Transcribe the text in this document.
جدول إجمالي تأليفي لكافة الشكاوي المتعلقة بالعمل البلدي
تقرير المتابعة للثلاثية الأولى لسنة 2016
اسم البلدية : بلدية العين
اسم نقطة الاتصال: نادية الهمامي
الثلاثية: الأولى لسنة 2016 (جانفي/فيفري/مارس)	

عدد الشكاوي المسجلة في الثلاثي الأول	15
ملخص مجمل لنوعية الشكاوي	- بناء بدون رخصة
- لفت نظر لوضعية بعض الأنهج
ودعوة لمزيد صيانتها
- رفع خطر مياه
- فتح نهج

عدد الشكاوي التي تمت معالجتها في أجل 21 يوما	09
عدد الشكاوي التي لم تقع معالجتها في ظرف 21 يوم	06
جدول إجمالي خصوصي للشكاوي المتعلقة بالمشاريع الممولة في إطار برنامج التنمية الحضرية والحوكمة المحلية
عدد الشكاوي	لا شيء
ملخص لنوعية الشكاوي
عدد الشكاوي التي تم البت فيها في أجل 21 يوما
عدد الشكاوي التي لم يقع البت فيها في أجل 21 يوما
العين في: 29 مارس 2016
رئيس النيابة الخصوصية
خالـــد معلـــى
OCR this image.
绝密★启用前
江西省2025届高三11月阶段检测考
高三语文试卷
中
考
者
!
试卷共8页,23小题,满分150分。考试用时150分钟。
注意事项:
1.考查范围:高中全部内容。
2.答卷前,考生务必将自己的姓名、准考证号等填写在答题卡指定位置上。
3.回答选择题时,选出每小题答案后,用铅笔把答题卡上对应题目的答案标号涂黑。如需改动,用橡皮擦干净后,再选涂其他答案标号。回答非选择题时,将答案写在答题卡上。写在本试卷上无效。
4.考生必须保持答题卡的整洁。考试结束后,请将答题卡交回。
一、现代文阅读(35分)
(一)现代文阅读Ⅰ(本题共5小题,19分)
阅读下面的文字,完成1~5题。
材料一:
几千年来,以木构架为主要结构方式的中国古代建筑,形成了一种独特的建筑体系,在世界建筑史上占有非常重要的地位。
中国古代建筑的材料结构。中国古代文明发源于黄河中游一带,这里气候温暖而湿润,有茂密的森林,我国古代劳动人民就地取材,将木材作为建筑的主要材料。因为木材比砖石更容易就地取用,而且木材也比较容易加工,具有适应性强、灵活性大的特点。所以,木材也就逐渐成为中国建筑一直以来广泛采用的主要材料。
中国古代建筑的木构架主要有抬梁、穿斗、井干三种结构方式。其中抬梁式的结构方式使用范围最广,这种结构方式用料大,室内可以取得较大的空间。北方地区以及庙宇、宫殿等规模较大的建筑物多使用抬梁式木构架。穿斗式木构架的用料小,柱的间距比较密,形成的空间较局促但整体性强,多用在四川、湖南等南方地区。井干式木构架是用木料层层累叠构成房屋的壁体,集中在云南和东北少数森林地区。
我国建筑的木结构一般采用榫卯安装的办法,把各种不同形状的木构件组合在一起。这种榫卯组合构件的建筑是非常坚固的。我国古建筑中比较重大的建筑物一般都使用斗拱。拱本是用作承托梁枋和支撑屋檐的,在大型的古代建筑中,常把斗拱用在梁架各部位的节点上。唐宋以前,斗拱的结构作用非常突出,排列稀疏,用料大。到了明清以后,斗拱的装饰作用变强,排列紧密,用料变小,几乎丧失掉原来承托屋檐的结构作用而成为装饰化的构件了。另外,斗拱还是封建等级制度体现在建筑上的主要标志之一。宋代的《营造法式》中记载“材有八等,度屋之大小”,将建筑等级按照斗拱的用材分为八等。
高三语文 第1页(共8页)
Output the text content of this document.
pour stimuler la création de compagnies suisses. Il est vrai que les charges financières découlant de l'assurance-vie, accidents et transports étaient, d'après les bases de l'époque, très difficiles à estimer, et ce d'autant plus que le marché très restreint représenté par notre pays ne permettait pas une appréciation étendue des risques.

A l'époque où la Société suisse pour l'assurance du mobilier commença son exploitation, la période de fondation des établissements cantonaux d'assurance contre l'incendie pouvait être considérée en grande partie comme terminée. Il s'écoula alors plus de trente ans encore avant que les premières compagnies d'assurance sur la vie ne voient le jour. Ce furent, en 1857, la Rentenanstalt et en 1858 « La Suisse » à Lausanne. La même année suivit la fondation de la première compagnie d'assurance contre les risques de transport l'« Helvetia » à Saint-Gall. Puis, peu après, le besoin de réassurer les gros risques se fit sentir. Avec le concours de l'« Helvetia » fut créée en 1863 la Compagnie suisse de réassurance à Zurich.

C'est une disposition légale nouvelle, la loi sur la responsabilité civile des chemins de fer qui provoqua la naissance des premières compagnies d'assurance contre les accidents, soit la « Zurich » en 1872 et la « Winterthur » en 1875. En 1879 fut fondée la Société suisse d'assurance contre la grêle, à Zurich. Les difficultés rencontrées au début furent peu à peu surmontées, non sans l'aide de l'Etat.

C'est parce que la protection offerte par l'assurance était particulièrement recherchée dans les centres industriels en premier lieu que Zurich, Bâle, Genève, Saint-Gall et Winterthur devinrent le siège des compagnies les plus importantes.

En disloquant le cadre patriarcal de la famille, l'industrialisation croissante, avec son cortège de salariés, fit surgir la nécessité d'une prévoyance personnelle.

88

+++

*Task to carry out*.
Collect, from the material above, every line containing the word "risques".

*Expected answer*.
pour stimuler la création de compagnies suisses. Il est vrai que les charges financières découlant de l'assurance-vie, accidents et transports étaient, d'après les bases de l'époque, très difficiles à estimer, et ce d'autant plus que le marché très restreint représenté par notre pays ne permettait pas une appréciation étendue des risques.
A l'époque où la Société suisse pour l'assurance du mobilier commença son exploitation, la période de fondation des établissements cantonaux d'assurance contre l'incendie pouvait être considérée en grande partie comme terminée. Il s'écoula alors plus de trente ans encore avant que les premières compagnies d'assurance sur la vie ne voient le jour. Ce furent, en 1857, la Rentenanstalt et en 1858 « La Suisse » à Lausanne. La même année suivit la fondation de la première compagnie d'assurance contre les risques de transport l'« Helvetia » à Saint-Gall. Puis, peu après, le besoin de réassurer les gros risques se fit sentir. Avec le concours de l'« Helvetia » fut créée en 1863 la Compagnie suisse de réassurance à Zurich.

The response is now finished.